#### [Data supplied]
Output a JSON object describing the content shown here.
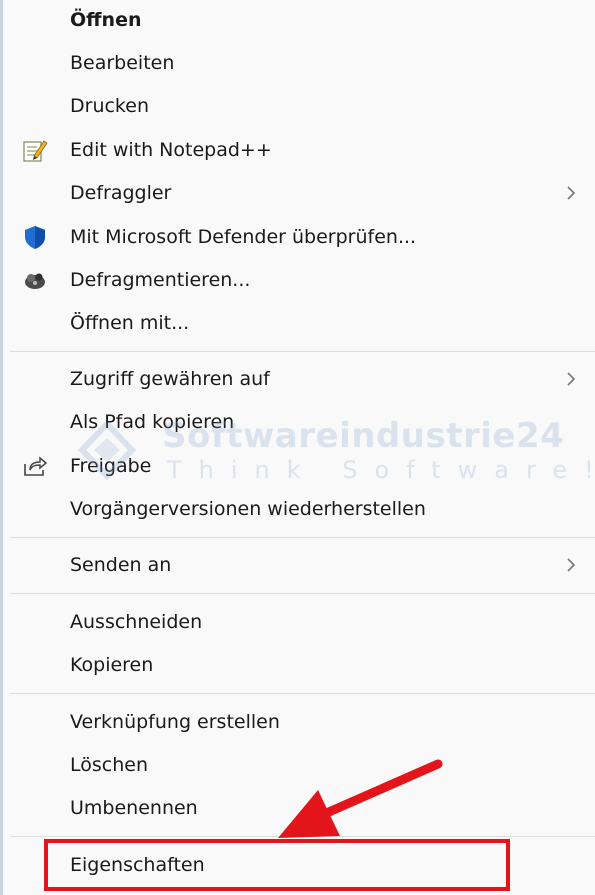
{
  "menu": {
    "items": [
      {
        "label": "Öffnen"
      },
      {
        "label": "Bearbeiten"
      },
      {
        "label": "Drucken"
      },
      {
        "label": "Edit with Notepad++",
        "icon": "notepad-plus-plus-icon"
      },
      {
        "label": "Defraggler",
        "submenu": true
      },
      {
        "label": "Mit Microsoft Defender überprüfen...",
        "icon": "defender-shield-icon"
      },
      {
        "label": "Defragmentieren...",
        "icon": "defrag-icon"
      },
      {
        "label": "Öffnen mit..."
      },
      {
        "label": "Zugriff gewähren auf",
        "submenu": true
      },
      {
        "label": "Als Pfad kopieren"
      },
      {
        "label": "Freigabe",
        "icon": "share-icon"
      },
      {
        "label": "Vorgängerversionen wiederherstellen"
      },
      {
        "label": "Senden an",
        "submenu": true
      },
      {
        "label": "Ausschneiden"
      },
      {
        "label": "Kopieren"
      },
      {
        "label": "Verknüpfung erstellen"
      },
      {
        "label": "Löschen"
      },
      {
        "label": "Umbenennen"
      },
      {
        "label": "Eigenschaften"
      }
    ]
  },
  "watermark": {
    "brand": "Softwareindustrie24",
    "tagline": "Think Software!"
  },
  "colors": {
    "highlight": "#e3141a",
    "menu_background": "#f9f9f9",
    "separator": "#dcdcdc"
  }
}
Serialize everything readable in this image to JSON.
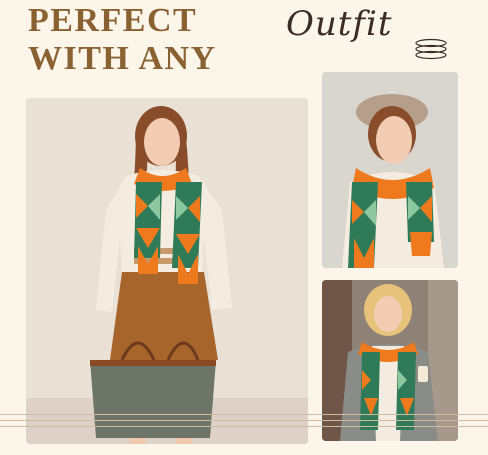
{
  "headline": {
    "line1": "PERFECT",
    "line2": "WITH ANY",
    "script_word": "Outfit"
  },
  "colors": {
    "headline": "#8a6232",
    "script": "#3a2d22",
    "background": "#fbf5ea",
    "scarf_orange": "#ef7a1e",
    "scarf_green": "#2f7a58",
    "scarf_mint": "#8cc7a0",
    "scarf_cream": "#f4ead6"
  },
  "icons": [
    "coil-decoration-icon",
    "decorative-stripes"
  ]
}
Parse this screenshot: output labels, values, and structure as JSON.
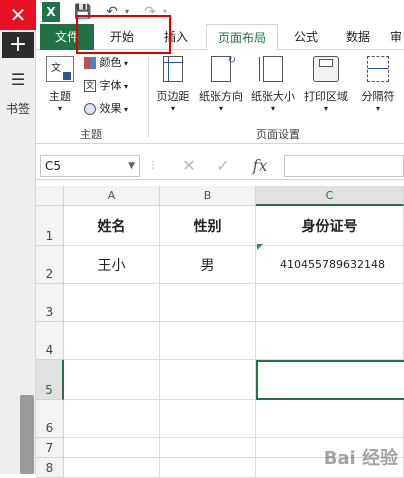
{
  "sidebar": {
    "close": "✕",
    "plus": "+",
    "menu": "☰",
    "bookmark": "书签"
  },
  "qat": {
    "excel": "X",
    "save": "💾",
    "undo": "↶",
    "redo": "↷"
  },
  "tabs": {
    "file": "文件",
    "home": "开始",
    "insert": "插入",
    "page_layout": "页面布局",
    "formulas": "公式",
    "data": "数据",
    "review": "审"
  },
  "ribbon": {
    "theme": "主题",
    "colors": "颜色",
    "fonts": "字体",
    "effects": "效果",
    "margins": "页边距",
    "orientation": "纸张方向",
    "size": "纸张大小",
    "print_area": "打印区域",
    "breaks": "分隔符",
    "group_theme": "主题",
    "group_page_setup": "页面设置"
  },
  "formula_bar": {
    "name_box": "C5",
    "cancel": "✕",
    "enter": "✓",
    "fx": "fx"
  },
  "sheet": {
    "columns": [
      "A",
      "B",
      "C"
    ],
    "rows": [
      "1",
      "2",
      "3",
      "4",
      "5",
      "6",
      "7",
      "8"
    ],
    "cells": {
      "A1": "姓名",
      "B1": "性别",
      "C1": "身份证号",
      "A2": "王小",
      "B2": "男",
      "C2": "410455789632148"
    }
  },
  "watermark": "Bai 经验"
}
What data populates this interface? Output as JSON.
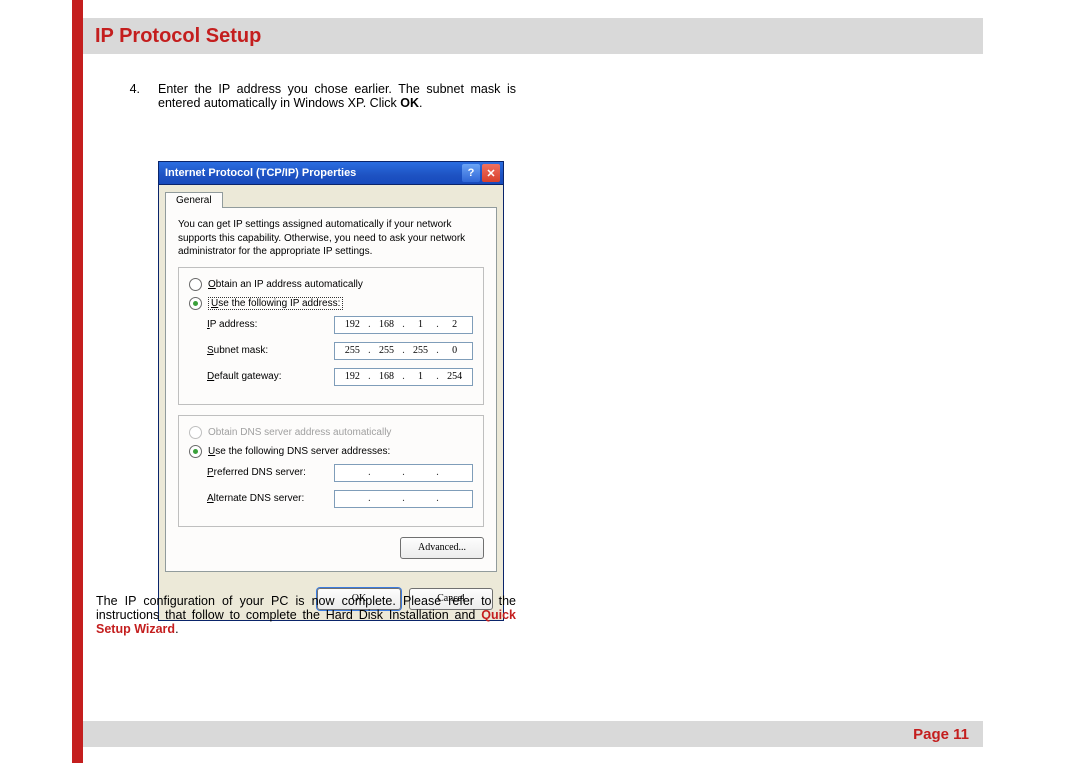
{
  "header": {
    "title": "IP Protocol Setup"
  },
  "step4": {
    "number": "4.",
    "text_a": "Enter the IP address you chose earlier. The subnet mask is entered automatically in Windows XP. Click ",
    "bold": "OK",
    "text_b": "."
  },
  "dialog": {
    "title": "Internet Protocol (TCP/IP) Properties",
    "tab": "General",
    "description": "You can get IP settings assigned automatically if your network supports this capability. Otherwise, you need to ask your network administrator for the appropriate IP settings.",
    "radio_auto_ip": {
      "label_pre": "O",
      "label_rest": "btain an IP address automatically"
    },
    "radio_manual_ip": {
      "label_pre": "U",
      "label_rest": "se the following IP address:"
    },
    "fields_ip": {
      "ip_label_pre": "I",
      "ip_label_rest": "P address:",
      "subnet_label_pre": "S",
      "subnet_label_rest": "ubnet mask:",
      "gateway_label_pre": "D",
      "gateway_label_rest": "efault gateway:",
      "ip": [
        "192",
        "168",
        "1",
        "2"
      ],
      "subnet": [
        "255",
        "255",
        "255",
        "0"
      ],
      "gateway": [
        "192",
        "168",
        "1",
        "254"
      ]
    },
    "radio_auto_dns": {
      "label_pre": "O",
      "label_rest": "btain DNS server address automatically"
    },
    "radio_manual_dns": {
      "label_pre": "U",
      "label_rest": "se the following DNS server addresses:"
    },
    "fields_dns": {
      "pref_label_pre": "P",
      "pref_label_rest": "referred DNS server:",
      "alt_label_pre": "A",
      "alt_label_rest": "lternate DNS server:"
    },
    "advanced_label": "Advanced...",
    "ok_label": "OK",
    "cancel_label": "Cancel",
    "help_glyph": "?",
    "close_glyph": "✕"
  },
  "below": {
    "text_a": "The IP configuration of your PC is now complete. Please refer to the instructions that follow to complete the Hard Disk Installation and ",
    "link": "Quick Setup Wizard",
    "text_b": "."
  },
  "footer": {
    "text": "Page 11"
  }
}
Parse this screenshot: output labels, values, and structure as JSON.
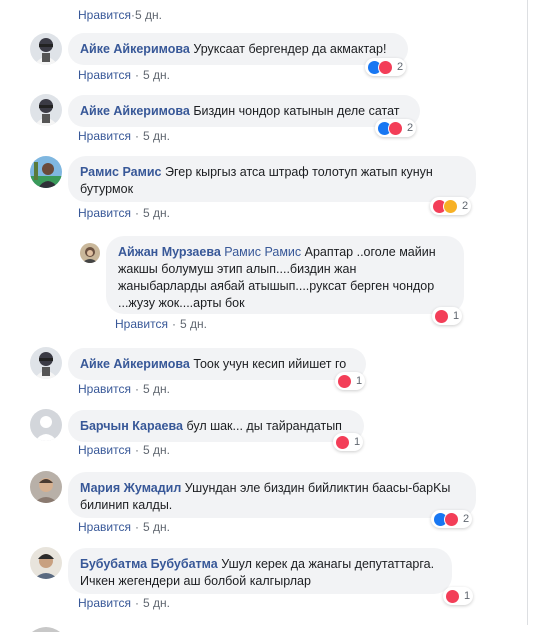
{
  "like_label": "Нравится",
  "separator": "·",
  "colors": {
    "author": "#385898",
    "bubble": "#f2f3f5",
    "meta": "#606770",
    "like": "#1877f2",
    "love": "#f33e58",
    "sad": "#f7b125"
  },
  "top": {
    "like": "Нравится",
    "time": "5 дн."
  },
  "comments": [
    {
      "author": "Айке Айкеримова",
      "text": "Уруксаат бергендер да акмактар!",
      "time": "5 дн.",
      "reactions": [
        "like-icon",
        "love-icon"
      ],
      "count": "2"
    },
    {
      "author": "Айке Айкеримова",
      "text": "Биздин чондор катынын деле сатат",
      "time": "5 дн.",
      "reactions": [
        "like-icon",
        "love-icon"
      ],
      "count": "2"
    },
    {
      "author": "Рамис Рамис",
      "text_line1": "Эгер кыргыз атса штраф толотуп жатып кунун",
      "text_line2": "бутурмок",
      "time": "5 дн.",
      "reactions": [
        "love-icon",
        "sad-icon"
      ],
      "count": "2"
    },
    {
      "author": "Айжан Мурзаева",
      "mention": "Рамис Рамис",
      "text_line1": "Арaптар ..оголе майин",
      "text_line2": "жакшы болумуш этип алып....биздин жан",
      "text_line3": "жаныбарларды аябай атышып....руксат берген чондор",
      "text_line4": "...жузу жок....арты бок",
      "time": "5 дн.",
      "reactions": [
        "love-icon"
      ],
      "count": "1"
    },
    {
      "author": "Айке Айкеримова",
      "text": "Тоок учун кесип ийишет го",
      "time": "5 дн.",
      "reactions": [
        "love-icon"
      ],
      "count": "1"
    },
    {
      "author": "Барчын Караева",
      "text": "бул шак... ды тайрандатып",
      "time": "5 дн.",
      "reactions": [
        "love-icon"
      ],
      "count": "1"
    },
    {
      "author": "Мария Жумадил",
      "text_line1": "Ушундан эле биздин бийликтин баасы-барKы",
      "text_line2": "билинип калды.",
      "time": "5 дн.",
      "reactions": [
        "like-icon",
        "love-icon"
      ],
      "count": "2"
    },
    {
      "author": "Бубубатма Бубубатма",
      "text_line1": "Ушул керек да жанагы депутаттарга.",
      "text_line2": "Ичкен жегендери аш болбой калгырлар",
      "time": "5 дн.",
      "reactions": [
        "love-icon"
      ],
      "count": "1"
    }
  ]
}
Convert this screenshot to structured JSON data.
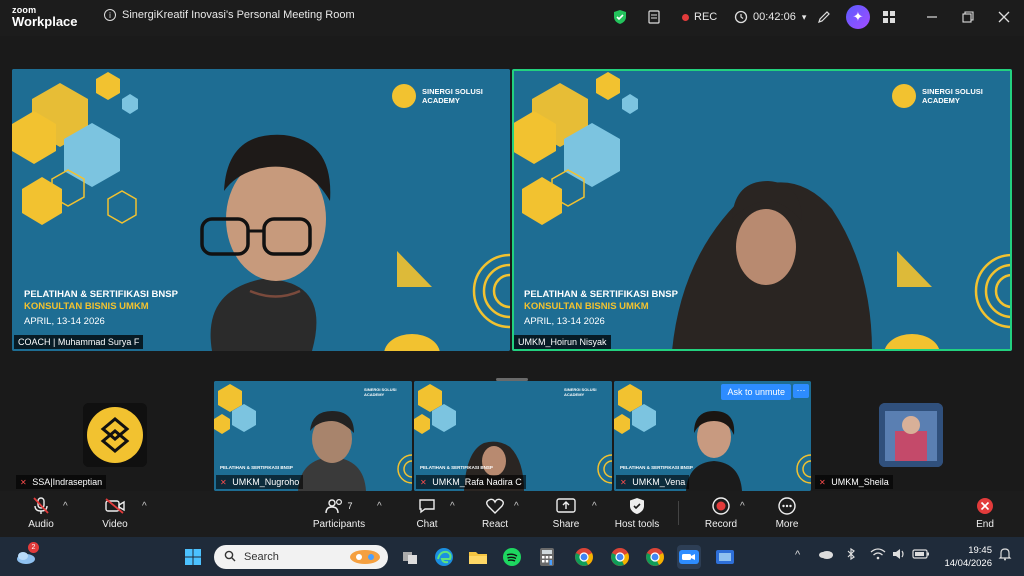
{
  "app": {
    "brand_top": "zoom",
    "brand_bottom": "Workplace"
  },
  "header": {
    "meeting_title": "SinergiKreatif Inovasi's Personal Meeting Room",
    "rec_label": "REC",
    "timer": "00:42:06"
  },
  "slide": {
    "org_line1": "SINERGI SOLUSI",
    "org_line2": "ACADEMY",
    "heading1": "PELATIHAN & SERTIFIKASI BNSP",
    "heading2": "KONSULTAN BISNIS UMKM",
    "date": "APRIL, 13-14  2026"
  },
  "participants": {
    "speaker_left": "COACH | Muhammad Surya F",
    "speaker_right": "UMKM_Hoirun Nisyak",
    "gallery": [
      {
        "name": "SSA|Indraseptian"
      },
      {
        "name": "UMKM_Nugroho"
      },
      {
        "name": "UMKM_Rafa Nadira C"
      },
      {
        "name": "UMKM_Vena"
      },
      {
        "name": "UMKM_Sheila"
      }
    ],
    "ask_unmute": "Ask to unmute",
    "more": "···"
  },
  "toolbar": {
    "audio": "Audio",
    "video": "Video",
    "participants": "Participants",
    "participants_count": "7",
    "chat": "Chat",
    "react": "React",
    "share": "Share",
    "host_tools": "Host tools",
    "record": "Record",
    "more": "More",
    "end": "End"
  },
  "taskbar": {
    "search_placeholder": "Search",
    "weather_badge": "2",
    "time": "19:45",
    "date": "14/04/2026"
  },
  "colors": {
    "slide_bg": "#1e6d93",
    "slide_yellow": "#f2c230",
    "active_speaker": "#23d17f",
    "zoom_blue": "#2d8cff",
    "rec_red": "#e23b3b"
  }
}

#### [What you need to do]
Copy the lines starting at the line that contains "Convert this screenshot" and running to the final line of the entries, inclusive; omit all pictures.

#### [Written solution]
Convert this screenshot to structured JSON data.
{
  "app": {
    "brand_top": "zoom",
    "brand_bottom": "Workplace"
  },
  "header": {
    "meeting_title": "SinergiKreatif Inovasi's Personal Meeting Room",
    "rec_label": "REC",
    "timer": "00:42:06"
  },
  "slide": {
    "org_line1": "SINERGI SOLUSI",
    "org_line2": "ACADEMY",
    "heading1": "PELATIHAN & SERTIFIKASI BNSP",
    "heading2": "KONSULTAN BISNIS UMKM",
    "date": "APRIL, 13-14  2026"
  },
  "participants": {
    "speaker_left": "COACH | Muhammad Surya F",
    "speaker_right": "UMKM_Hoirun Nisyak",
    "gallery": [
      {
        "name": "SSA|Indraseptian"
      },
      {
        "name": "UMKM_Nugroho"
      },
      {
        "name": "UMKM_Rafa Nadira C"
      },
      {
        "name": "UMKM_Vena"
      },
      {
        "name": "UMKM_Sheila"
      }
    ],
    "ask_unmute": "Ask to unmute",
    "more": "···"
  },
  "toolbar": {
    "audio": "Audio",
    "video": "Video",
    "participants": "Participants",
    "participants_count": "7",
    "chat": "Chat",
    "react": "React",
    "share": "Share",
    "host_tools": "Host tools",
    "record": "Record",
    "more": "More",
    "end": "End"
  },
  "taskbar": {
    "search_placeholder": "Search",
    "weather_badge": "2",
    "time": "19:45",
    "date": "14/04/2026"
  },
  "colors": {
    "slide_bg": "#1e6d93",
    "slide_yellow": "#f2c230",
    "active_speaker": "#23d17f",
    "zoom_blue": "#2d8cff",
    "rec_red": "#e23b3b"
  }
}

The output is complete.